◆ **WORK TO BE COMPLETED**:
Report, as a bare number, how many lines of the material below contain the word "бури".

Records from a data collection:
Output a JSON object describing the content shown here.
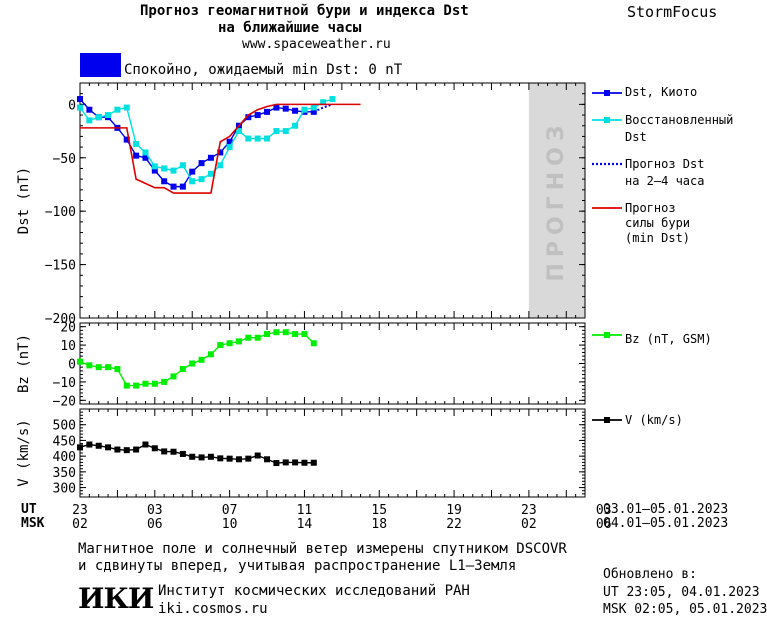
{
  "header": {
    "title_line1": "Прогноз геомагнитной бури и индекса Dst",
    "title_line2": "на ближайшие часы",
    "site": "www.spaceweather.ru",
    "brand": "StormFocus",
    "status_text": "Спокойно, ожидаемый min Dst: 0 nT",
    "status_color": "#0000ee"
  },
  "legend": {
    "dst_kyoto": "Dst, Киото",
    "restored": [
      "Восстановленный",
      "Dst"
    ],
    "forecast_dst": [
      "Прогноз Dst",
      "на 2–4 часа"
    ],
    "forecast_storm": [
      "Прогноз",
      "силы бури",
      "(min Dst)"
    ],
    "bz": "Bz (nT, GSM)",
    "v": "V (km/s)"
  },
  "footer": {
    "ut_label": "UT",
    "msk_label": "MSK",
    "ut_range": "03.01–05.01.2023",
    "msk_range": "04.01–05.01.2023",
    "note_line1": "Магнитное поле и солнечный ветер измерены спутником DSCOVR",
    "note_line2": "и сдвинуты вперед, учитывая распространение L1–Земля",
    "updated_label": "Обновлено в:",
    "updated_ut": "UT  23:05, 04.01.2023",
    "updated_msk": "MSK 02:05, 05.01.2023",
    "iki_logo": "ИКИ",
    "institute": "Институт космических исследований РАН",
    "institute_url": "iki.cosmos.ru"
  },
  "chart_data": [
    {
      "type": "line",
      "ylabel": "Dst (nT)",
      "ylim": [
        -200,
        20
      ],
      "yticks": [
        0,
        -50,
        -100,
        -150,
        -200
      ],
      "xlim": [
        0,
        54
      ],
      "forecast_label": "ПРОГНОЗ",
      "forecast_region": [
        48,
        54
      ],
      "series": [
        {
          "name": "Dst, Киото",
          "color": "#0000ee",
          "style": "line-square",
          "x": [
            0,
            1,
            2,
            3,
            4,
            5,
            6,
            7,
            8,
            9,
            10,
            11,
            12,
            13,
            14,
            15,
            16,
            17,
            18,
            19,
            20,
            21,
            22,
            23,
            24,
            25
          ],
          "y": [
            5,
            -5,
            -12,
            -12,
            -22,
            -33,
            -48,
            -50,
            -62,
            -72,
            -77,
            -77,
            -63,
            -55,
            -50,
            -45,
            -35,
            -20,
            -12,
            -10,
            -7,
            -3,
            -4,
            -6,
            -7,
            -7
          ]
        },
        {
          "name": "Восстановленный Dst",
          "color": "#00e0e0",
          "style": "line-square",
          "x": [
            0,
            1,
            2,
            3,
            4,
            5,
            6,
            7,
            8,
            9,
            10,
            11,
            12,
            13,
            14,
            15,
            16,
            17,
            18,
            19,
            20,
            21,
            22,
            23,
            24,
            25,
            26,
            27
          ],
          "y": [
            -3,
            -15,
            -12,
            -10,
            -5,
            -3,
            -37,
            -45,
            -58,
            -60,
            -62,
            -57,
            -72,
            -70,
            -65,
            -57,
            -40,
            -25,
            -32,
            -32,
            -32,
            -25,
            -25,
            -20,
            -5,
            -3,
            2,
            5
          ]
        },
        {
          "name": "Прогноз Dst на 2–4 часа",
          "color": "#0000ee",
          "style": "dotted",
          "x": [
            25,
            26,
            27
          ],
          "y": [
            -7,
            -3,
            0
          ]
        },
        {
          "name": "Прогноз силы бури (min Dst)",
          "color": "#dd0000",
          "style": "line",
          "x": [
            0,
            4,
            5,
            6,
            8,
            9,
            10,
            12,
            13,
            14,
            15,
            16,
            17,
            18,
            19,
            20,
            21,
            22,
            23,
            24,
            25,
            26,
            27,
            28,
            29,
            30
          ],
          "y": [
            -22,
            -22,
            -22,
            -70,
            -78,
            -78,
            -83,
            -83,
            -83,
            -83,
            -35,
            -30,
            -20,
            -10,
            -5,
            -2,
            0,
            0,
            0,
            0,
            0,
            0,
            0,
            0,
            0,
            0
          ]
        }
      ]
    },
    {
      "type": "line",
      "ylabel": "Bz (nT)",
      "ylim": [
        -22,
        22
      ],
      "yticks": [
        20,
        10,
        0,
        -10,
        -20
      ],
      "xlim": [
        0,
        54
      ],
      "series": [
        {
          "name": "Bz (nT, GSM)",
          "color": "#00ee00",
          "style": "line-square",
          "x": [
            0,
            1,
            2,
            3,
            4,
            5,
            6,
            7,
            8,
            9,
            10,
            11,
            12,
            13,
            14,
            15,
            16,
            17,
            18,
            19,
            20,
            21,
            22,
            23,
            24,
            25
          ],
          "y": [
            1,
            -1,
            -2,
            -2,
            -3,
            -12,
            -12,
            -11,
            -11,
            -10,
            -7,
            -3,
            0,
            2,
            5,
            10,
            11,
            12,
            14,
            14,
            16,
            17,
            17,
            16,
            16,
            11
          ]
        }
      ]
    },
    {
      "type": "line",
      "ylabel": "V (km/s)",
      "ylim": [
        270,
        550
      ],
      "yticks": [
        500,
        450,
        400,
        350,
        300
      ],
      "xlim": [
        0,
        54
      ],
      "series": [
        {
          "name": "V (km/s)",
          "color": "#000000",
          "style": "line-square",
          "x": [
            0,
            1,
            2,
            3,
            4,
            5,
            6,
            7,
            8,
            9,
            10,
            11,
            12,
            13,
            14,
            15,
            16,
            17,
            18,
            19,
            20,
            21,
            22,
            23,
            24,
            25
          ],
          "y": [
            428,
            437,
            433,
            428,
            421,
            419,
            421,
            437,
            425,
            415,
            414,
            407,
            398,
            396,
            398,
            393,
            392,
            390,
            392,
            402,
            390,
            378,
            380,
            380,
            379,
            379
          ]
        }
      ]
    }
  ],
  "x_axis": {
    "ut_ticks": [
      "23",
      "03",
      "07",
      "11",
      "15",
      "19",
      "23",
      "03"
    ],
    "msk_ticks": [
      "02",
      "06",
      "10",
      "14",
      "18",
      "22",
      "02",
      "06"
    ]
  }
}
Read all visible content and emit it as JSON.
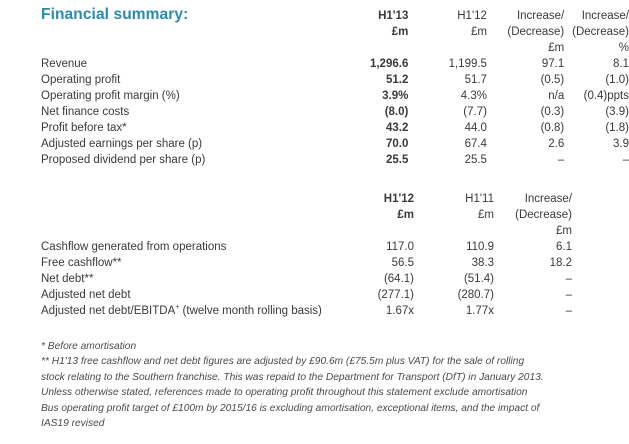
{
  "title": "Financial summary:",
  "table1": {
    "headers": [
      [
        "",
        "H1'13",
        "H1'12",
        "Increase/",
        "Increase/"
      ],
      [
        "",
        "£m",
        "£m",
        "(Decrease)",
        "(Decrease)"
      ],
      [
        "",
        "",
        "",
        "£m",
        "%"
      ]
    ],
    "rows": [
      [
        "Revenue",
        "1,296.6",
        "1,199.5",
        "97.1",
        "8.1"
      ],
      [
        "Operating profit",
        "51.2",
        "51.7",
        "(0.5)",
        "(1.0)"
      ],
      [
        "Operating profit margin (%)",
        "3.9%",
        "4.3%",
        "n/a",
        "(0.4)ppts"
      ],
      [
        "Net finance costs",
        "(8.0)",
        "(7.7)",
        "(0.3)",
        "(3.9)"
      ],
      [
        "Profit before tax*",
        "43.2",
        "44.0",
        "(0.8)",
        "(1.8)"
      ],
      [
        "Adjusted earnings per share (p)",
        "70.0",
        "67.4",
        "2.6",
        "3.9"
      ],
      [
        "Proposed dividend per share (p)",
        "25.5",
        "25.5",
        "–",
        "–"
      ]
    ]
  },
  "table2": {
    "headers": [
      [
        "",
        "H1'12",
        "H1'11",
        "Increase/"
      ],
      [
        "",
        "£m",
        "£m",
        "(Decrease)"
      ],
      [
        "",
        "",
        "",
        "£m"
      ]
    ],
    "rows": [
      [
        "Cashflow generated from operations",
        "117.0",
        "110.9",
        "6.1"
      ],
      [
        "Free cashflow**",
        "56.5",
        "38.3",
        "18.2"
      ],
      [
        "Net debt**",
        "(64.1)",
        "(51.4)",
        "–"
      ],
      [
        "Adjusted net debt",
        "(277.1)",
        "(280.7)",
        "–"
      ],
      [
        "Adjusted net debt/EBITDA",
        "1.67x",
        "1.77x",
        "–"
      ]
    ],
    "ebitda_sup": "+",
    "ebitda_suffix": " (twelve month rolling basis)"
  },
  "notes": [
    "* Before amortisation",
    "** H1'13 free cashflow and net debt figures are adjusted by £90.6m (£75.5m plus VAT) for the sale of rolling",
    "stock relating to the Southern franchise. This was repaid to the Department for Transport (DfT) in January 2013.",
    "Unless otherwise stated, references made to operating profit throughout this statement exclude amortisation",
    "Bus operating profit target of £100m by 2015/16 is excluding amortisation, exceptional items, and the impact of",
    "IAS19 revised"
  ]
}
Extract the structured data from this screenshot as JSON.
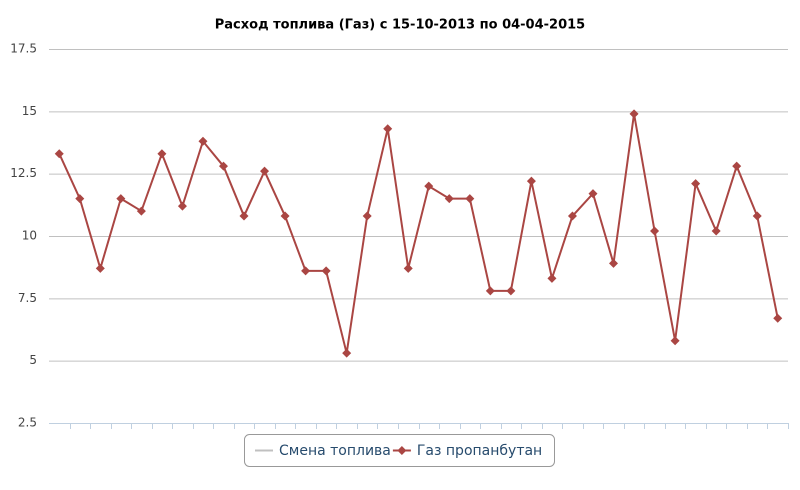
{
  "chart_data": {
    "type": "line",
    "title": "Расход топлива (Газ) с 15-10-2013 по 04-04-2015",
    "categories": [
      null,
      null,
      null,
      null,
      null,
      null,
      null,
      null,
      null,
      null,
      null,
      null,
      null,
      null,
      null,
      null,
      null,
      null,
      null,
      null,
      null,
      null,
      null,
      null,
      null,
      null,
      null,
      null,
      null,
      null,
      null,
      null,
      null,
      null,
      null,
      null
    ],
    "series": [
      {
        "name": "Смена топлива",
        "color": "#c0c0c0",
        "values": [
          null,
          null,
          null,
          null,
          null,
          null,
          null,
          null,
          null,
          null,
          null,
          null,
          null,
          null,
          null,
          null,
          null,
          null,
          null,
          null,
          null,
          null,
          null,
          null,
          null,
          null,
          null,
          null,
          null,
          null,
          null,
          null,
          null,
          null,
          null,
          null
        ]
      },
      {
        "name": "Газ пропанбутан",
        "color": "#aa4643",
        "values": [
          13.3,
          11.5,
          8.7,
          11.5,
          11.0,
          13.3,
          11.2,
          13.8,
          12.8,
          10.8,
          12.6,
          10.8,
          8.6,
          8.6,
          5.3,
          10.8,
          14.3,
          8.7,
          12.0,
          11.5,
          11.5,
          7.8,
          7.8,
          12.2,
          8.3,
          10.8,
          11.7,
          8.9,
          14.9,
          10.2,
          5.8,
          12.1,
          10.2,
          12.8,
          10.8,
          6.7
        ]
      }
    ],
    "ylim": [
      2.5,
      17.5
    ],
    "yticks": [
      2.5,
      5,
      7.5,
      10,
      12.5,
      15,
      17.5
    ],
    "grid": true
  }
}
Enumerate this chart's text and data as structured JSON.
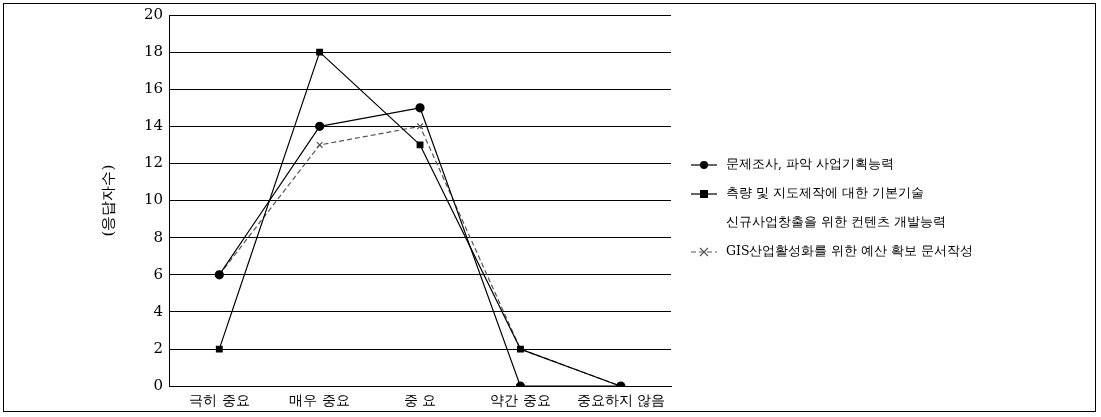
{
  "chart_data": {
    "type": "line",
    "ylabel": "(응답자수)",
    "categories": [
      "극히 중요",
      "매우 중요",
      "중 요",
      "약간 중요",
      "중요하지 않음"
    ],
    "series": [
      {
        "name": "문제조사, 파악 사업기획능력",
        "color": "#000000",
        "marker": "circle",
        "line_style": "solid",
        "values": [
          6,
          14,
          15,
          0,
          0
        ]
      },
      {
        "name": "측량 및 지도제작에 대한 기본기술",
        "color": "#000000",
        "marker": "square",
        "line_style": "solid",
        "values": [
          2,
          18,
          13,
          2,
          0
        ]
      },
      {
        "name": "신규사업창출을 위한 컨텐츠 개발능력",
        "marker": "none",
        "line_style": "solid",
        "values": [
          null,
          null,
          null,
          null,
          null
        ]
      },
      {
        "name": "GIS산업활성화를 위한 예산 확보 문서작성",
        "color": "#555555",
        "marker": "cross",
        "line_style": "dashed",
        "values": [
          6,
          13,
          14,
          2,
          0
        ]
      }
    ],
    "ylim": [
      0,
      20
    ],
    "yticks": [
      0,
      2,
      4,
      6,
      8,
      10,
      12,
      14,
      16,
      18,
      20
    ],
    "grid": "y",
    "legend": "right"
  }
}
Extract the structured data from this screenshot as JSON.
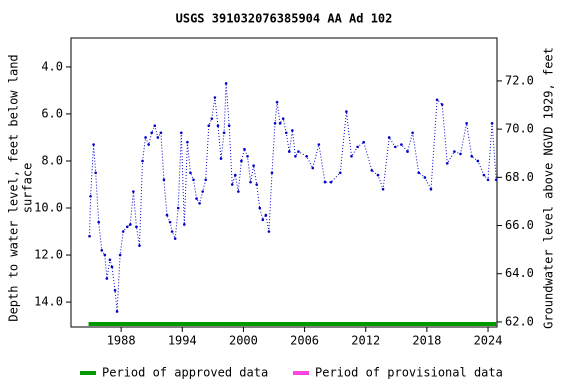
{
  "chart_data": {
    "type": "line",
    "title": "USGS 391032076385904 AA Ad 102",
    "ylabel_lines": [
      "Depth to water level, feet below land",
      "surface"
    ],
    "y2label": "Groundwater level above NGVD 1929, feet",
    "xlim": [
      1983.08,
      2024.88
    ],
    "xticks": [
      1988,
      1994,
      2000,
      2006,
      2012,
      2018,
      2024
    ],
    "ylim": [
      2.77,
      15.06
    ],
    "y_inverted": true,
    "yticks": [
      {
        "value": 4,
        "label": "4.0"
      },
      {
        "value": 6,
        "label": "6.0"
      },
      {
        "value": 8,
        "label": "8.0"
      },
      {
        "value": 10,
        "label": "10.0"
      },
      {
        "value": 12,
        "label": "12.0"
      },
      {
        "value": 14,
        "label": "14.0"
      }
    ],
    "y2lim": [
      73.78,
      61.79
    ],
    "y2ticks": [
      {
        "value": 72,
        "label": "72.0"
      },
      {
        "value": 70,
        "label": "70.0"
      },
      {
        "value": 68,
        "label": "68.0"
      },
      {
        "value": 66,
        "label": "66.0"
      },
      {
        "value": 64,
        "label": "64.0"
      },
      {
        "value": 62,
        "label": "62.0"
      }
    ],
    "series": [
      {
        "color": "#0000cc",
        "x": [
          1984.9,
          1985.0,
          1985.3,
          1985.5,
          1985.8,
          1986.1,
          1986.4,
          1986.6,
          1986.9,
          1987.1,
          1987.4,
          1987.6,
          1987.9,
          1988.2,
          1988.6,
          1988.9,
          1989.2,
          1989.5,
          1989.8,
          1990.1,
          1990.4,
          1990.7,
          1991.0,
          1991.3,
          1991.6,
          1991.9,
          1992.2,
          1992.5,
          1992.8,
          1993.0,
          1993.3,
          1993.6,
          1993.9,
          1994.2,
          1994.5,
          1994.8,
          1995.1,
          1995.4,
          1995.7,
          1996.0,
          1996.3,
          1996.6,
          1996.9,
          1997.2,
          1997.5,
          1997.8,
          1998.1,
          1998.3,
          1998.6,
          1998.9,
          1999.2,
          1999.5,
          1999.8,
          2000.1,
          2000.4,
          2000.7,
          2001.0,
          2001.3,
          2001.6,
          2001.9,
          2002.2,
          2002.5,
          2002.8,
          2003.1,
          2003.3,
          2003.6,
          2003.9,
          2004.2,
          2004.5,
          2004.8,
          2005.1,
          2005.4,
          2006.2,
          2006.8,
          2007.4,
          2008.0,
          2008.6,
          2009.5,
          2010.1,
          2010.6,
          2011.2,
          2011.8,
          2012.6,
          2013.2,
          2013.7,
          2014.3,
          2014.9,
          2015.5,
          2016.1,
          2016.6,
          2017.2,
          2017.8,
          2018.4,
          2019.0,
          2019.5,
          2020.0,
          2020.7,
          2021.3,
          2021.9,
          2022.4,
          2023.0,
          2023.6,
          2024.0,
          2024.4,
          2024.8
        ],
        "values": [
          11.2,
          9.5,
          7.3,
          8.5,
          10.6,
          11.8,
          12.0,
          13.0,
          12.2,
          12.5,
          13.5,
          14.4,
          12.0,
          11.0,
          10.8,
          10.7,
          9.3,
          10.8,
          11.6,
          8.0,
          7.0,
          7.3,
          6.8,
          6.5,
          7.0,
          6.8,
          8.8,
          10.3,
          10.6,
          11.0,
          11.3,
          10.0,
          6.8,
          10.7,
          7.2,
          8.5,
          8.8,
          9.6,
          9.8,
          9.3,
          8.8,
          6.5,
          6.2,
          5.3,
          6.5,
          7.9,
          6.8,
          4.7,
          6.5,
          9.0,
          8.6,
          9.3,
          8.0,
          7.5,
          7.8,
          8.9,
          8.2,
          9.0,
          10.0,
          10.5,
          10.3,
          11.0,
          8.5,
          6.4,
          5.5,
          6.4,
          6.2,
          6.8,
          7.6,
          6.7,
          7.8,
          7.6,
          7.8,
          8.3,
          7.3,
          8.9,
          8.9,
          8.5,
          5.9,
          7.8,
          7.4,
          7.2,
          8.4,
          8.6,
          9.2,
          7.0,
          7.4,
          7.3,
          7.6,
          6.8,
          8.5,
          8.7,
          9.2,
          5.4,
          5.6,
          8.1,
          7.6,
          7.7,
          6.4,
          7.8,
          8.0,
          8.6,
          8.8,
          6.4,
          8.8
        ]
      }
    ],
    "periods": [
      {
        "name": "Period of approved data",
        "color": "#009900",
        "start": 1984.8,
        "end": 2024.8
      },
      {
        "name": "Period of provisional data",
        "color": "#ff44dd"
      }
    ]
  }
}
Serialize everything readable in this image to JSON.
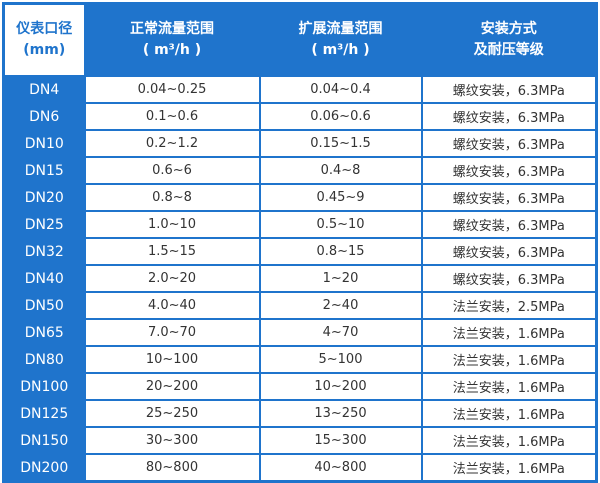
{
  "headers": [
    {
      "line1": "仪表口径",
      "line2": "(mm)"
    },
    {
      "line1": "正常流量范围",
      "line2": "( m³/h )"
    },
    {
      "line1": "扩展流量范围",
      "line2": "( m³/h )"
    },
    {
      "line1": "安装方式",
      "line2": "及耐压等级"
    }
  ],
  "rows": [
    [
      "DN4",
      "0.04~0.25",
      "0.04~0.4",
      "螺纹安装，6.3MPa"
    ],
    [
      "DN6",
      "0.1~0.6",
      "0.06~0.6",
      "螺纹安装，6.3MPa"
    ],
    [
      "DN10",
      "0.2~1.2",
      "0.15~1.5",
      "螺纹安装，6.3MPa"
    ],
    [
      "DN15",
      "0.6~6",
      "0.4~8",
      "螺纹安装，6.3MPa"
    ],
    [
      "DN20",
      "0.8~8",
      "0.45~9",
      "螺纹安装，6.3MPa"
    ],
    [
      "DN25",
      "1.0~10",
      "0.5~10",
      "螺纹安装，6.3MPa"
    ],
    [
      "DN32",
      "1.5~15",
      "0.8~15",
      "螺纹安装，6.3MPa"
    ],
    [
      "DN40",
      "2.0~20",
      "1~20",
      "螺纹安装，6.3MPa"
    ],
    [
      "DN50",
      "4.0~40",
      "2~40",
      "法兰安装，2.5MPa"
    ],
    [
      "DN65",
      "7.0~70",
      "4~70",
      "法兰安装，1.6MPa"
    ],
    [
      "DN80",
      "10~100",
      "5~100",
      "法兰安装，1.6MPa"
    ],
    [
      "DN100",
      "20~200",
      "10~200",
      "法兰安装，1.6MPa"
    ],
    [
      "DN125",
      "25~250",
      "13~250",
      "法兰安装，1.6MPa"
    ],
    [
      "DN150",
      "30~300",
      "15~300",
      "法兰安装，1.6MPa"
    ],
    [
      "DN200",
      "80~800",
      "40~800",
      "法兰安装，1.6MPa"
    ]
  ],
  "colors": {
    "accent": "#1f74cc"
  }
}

◆ **RESULT OF THE EXERCISE**:
3